* _TASK GOAL_
Output the material below in full, exactly as it is.

BEGIN

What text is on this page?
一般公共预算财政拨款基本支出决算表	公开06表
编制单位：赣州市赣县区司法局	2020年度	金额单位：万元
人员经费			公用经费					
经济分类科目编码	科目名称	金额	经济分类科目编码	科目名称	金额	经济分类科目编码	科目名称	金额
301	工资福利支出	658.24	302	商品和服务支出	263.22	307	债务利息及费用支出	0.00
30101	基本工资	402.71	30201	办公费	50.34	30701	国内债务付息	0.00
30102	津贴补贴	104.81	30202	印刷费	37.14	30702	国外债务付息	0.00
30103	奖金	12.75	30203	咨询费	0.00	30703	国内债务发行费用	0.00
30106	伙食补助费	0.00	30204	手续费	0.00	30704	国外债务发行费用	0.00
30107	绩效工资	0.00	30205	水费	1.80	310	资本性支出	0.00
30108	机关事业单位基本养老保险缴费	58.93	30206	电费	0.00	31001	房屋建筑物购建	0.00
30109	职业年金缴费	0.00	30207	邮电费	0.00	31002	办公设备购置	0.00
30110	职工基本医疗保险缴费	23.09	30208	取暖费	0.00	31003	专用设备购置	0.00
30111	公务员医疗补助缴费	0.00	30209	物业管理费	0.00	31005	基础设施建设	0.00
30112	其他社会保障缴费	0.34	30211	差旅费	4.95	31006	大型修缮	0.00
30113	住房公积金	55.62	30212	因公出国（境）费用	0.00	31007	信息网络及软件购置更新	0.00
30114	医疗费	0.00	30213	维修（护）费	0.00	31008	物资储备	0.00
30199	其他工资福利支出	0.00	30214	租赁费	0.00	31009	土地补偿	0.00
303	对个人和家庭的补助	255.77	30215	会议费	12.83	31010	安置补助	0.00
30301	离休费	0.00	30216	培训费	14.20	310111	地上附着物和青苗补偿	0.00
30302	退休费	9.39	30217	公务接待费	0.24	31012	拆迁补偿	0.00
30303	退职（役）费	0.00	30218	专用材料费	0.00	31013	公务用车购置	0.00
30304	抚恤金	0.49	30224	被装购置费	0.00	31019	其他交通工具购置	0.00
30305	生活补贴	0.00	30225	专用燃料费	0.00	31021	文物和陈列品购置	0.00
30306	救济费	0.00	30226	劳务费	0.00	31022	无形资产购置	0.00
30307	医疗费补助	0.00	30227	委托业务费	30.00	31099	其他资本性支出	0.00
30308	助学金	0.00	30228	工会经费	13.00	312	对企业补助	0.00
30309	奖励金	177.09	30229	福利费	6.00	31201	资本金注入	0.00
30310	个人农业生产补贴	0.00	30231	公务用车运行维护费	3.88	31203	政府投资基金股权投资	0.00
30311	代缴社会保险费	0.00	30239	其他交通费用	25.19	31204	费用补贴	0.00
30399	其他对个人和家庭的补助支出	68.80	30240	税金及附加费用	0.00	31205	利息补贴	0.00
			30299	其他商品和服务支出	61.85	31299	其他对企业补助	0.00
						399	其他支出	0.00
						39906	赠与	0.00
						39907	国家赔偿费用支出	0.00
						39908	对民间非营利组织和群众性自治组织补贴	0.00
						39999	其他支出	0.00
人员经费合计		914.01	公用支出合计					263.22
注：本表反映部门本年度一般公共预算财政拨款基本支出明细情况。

END

* _RESPONSE TO THIS EXERCISE_
What text is on this page?
一般公共预算财政拨款基本支出决算表	公开06表
编制单位：赣州市赣县区司法局	2020年度	金额单位：万元
人员经费			公用经费					
经济分类科目编码	科目名称	金额	经济分类科目编码	科目名称	金额	经济分类科目编码	科目名称	金额
301	工资福利支出	658.24	302	商品和服务支出	263.22	307	债务利息及费用支出	0.00
30101	基本工资	402.71	30201	办公费	50.34	30701	国内债务付息	0.00
30102	津贴补贴	104.81	30202	印刷费	37.14	30702	国外债务付息	0.00
30103	奖金	12.75	30203	咨询费	0.00	30703	国内债务发行费用	0.00
30106	伙食补助费	0.00	30204	手续费	0.00	30704	国外债务发行费用	0.00
30107	绩效工资	0.00	30205	水费	1.80	310	资本性支出	0.00
30108	机关事业单位基本养老保险缴费	58.93	30206	电费	0.00	31001	房屋建筑物购建	0.00
30109	职业年金缴费	0.00	30207	邮电费	0.00	31002	办公设备购置	0.00
30110	职工基本医疗保险缴费	23.09	30208	取暖费	0.00	31003	专用设备购置	0.00
30111	公务员医疗补助缴费	0.00	30209	物业管理费	0.00	31005	基础设施建设	0.00
30112	其他社会保障缴费	0.34	30211	差旅费	4.95	31006	大型修缮	0.00
30113	住房公积金	55.62	30212	因公出国（境）费用	0.00	31007	信息网络及软件购置更新	0.00
30114	医疗费	0.00	30213	维修（护）费	0.00	31008	物资储备	0.00
30199	其他工资福利支出	0.00	30214	租赁费	0.00	31009	土地补偿	0.00
303	对个人和家庭的补助	255.77	30215	会议费	12.83	31010	安置补助	0.00
30301	离休费	0.00	30216	培训费	14.20	310111	地上附着物和青苗补偿	0.00
30302	退休费	9.39	30217	公务接待费	0.24	31012	拆迁补偿	0.00
30303	退职（役）费	0.00	30218	专用材料费	0.00	31013	公务用车购置	0.00
30304	抚恤金	0.49	30224	被装购置费	0.00	31019	其他交通工具购置	0.00
30305	生活补贴	0.00	30225	专用燃料费	0.00	31021	文物和陈列品购置	0.00
30306	救济费	0.00	30226	劳务费	0.00	31022	无形资产购置	0.00
30307	医疗费补助	0.00	30227	委托业务费	30.00	31099	其他资本性支出	0.00
30308	助学金	0.00	30228	工会经费	13.00	312	对企业补助	0.00
30309	奖励金	177.09	30229	福利费	6.00	31201	资本金注入	0.00
30310	个人农业生产补贴	0.00	30231	公务用车运行维护费	3.88	31203	政府投资基金股权投资	0.00
30311	代缴社会保险费	0.00	30239	其他交通费用	25.19	31204	费用补贴	0.00
30399	其他对个人和家庭的补助支出	68.80	30240	税金及附加费用	0.00	31205	利息补贴	0.00
			30299	其他商品和服务支出	61.85	31299	其他对企业补助	0.00
						399	其他支出	0.00
						39906	赠与	0.00
						39907	国家赔偿费用支出	0.00
						39908	对民间非营利组织和群众性自治组织补贴	0.00
						39999	其他支出	0.00
人员经费合计		914.01	公用支出合计					263.22
注：本表反映部门本年度一般公共预算财政拨款基本支出明细情况。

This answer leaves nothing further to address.